**GIVEN TASK:** Tally every line of the listing below that holds "name", then give the tally alone.

**DATA SHOWN:**
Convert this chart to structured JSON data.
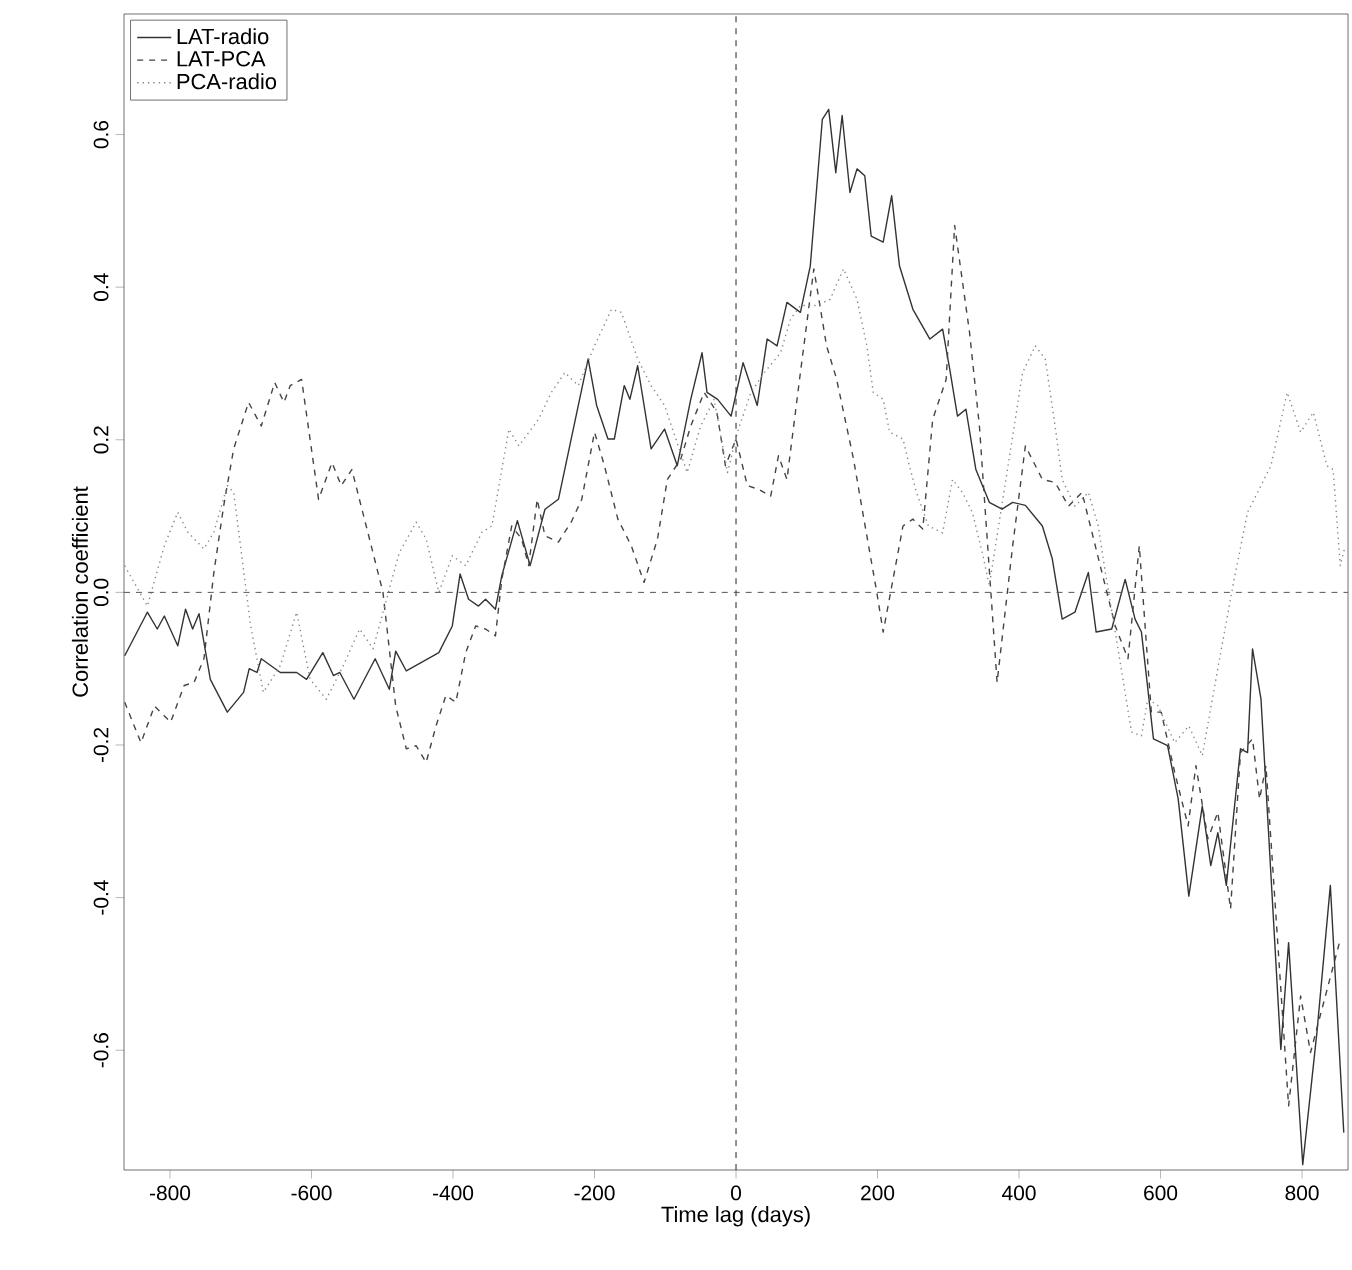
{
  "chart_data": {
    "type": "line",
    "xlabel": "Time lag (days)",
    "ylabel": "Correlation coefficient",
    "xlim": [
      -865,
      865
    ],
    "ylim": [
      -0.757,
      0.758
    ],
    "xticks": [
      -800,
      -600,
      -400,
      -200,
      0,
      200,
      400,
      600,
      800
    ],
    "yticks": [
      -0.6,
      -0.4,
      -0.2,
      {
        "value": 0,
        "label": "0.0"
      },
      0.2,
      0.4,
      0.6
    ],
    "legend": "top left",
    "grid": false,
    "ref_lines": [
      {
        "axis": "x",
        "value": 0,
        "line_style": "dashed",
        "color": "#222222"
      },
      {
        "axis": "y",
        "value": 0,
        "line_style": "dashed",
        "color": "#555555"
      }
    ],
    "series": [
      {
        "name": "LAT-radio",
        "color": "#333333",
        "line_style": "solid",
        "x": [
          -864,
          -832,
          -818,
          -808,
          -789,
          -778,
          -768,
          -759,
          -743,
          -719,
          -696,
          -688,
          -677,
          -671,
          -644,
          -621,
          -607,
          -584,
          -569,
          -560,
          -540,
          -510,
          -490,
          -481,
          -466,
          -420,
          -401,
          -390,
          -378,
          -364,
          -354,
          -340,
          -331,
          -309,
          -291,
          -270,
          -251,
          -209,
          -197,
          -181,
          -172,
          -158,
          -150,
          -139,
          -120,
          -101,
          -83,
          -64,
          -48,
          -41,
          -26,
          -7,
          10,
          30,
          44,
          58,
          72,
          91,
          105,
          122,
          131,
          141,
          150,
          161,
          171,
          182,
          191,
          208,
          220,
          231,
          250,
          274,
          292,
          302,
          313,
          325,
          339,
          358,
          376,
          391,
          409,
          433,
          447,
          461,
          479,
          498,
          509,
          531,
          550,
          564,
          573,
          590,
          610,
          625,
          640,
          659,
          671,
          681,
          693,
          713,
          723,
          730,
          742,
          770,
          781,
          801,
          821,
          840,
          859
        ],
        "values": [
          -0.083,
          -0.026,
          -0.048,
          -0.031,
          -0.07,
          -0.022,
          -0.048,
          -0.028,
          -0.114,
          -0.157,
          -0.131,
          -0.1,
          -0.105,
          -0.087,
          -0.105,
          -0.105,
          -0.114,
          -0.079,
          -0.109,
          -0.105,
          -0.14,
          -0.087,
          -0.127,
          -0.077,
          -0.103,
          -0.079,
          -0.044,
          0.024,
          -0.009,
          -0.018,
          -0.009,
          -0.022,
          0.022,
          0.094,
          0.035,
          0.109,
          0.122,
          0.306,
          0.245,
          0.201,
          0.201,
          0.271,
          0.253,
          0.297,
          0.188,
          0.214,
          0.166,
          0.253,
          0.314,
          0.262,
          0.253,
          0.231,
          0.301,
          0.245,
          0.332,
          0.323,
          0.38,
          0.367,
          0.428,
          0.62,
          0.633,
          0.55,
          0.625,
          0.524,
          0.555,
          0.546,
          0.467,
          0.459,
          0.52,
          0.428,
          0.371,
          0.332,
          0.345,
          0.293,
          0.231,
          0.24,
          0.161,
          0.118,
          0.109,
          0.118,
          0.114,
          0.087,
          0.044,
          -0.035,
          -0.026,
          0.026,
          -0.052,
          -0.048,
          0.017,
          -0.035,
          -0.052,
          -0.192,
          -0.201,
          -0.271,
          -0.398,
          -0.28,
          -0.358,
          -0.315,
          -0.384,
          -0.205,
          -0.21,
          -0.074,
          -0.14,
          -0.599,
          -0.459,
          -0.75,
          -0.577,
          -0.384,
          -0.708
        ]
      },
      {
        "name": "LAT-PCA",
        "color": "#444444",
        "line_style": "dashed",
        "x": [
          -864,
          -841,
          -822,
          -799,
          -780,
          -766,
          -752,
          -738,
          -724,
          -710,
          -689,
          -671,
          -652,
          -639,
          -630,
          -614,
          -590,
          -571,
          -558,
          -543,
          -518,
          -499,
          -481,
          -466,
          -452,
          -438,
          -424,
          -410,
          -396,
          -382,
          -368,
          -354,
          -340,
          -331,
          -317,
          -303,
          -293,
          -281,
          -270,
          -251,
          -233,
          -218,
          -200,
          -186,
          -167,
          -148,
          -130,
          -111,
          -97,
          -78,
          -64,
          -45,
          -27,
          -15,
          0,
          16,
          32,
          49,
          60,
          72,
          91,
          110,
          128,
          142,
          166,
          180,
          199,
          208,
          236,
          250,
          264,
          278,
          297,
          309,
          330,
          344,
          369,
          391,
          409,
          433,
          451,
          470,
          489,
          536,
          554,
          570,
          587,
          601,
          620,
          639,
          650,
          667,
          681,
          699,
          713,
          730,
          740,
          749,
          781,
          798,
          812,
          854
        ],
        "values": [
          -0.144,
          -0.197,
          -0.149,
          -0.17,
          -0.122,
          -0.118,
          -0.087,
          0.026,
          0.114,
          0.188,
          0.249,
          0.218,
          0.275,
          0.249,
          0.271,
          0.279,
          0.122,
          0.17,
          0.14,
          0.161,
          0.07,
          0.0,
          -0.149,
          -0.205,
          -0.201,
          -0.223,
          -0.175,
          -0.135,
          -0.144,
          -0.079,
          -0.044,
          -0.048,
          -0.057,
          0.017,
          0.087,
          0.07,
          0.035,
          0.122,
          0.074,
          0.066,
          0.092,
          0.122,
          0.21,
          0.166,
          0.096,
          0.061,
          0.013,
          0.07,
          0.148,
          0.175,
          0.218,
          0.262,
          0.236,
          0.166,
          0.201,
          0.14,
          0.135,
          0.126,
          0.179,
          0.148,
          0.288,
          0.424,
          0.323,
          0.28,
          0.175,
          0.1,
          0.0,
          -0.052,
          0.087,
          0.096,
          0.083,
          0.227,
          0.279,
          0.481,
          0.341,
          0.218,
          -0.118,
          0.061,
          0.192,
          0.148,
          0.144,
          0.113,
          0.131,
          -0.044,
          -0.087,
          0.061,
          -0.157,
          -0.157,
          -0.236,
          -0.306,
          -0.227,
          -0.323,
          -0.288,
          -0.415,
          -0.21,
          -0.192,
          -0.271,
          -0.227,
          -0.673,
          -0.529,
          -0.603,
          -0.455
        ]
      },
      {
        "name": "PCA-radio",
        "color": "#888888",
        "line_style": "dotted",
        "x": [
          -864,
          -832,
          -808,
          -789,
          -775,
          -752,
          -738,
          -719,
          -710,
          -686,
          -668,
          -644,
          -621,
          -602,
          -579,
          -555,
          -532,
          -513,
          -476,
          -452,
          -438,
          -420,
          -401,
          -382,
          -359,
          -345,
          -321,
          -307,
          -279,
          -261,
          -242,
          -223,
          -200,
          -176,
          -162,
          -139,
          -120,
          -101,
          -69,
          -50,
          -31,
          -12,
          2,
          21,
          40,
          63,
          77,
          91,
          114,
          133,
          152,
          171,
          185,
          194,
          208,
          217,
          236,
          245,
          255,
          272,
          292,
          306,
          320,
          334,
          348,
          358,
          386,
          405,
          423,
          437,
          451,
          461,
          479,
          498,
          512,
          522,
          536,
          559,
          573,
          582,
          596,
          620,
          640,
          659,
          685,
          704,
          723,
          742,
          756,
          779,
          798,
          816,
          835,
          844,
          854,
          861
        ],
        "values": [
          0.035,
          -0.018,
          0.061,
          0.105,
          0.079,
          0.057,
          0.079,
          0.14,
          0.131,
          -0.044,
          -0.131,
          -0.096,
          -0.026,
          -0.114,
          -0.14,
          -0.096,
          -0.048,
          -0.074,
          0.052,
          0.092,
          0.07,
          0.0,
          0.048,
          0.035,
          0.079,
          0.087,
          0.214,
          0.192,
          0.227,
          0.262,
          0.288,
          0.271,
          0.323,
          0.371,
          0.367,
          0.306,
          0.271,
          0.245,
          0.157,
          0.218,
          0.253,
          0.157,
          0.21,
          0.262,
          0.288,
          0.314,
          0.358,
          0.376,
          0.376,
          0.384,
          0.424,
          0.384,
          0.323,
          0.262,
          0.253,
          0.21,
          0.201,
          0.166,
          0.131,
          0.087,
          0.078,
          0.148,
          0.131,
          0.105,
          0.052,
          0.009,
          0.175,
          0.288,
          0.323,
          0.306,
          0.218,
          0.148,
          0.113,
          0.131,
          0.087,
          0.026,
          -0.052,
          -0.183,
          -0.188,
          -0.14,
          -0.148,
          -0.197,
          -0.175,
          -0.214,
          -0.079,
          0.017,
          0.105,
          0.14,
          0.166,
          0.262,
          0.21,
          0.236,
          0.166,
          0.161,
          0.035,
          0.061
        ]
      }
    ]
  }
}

**RIGHT ANSWER:** 3